◆ **Request**:
Show every line that has the string "Speaker" in it.

Dataset items
######
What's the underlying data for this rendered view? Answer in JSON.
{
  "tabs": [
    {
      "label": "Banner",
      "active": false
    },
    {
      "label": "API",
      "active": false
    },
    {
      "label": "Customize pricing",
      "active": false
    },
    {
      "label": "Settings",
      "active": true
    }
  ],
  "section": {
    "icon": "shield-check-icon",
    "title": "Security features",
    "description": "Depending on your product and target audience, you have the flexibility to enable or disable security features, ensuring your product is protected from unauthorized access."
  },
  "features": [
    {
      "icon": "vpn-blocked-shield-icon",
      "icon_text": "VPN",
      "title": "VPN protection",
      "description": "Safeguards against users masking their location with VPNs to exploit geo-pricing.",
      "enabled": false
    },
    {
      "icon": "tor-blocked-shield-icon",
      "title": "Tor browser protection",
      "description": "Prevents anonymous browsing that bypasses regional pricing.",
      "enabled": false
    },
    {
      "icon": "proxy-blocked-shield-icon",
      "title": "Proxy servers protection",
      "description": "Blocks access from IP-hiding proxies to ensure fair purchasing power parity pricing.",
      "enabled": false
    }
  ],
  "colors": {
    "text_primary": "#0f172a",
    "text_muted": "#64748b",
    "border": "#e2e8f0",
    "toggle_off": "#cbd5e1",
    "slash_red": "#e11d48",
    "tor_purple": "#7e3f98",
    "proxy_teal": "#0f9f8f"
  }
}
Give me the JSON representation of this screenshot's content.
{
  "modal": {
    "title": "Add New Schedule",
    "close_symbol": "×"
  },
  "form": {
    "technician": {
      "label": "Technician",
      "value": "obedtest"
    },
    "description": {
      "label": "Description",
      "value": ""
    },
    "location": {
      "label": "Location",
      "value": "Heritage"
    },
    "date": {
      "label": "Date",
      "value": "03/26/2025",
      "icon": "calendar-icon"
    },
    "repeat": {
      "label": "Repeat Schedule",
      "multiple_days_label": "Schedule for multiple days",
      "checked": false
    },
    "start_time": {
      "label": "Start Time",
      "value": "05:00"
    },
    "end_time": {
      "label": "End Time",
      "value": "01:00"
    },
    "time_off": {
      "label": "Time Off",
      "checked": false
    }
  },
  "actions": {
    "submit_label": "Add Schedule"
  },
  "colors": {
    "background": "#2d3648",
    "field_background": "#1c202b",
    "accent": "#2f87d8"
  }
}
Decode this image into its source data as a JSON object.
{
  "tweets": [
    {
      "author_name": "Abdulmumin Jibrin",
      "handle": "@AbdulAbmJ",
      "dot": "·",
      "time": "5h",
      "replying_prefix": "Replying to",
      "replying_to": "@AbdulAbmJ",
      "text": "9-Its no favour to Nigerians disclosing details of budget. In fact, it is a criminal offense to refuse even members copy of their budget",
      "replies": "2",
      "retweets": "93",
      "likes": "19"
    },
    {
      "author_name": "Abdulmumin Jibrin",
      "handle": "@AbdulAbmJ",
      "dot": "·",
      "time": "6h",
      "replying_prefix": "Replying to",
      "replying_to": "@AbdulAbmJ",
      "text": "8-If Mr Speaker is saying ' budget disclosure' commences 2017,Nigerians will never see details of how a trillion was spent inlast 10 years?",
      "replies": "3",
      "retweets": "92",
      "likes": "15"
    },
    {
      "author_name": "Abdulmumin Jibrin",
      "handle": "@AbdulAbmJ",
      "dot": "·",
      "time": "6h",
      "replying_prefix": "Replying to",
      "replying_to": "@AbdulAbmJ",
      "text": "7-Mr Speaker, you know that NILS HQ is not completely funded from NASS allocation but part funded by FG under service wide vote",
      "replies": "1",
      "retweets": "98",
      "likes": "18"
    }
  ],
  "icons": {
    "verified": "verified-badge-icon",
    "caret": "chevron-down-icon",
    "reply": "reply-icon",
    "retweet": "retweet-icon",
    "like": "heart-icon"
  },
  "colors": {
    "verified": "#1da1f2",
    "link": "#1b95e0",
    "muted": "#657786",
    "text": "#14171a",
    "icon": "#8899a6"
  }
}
######
◆ **Completed exercise**:
      "text": "8-If Mr Speaker is saying ' budget disclosure' commences 2017,Nigerians will never see details of how a trillion was spent inlast 10 years?",
      "text": "7-Mr Speaker, you know that NILS HQ is not completely funded from NASS allocation but part funded by FG under service wide vote",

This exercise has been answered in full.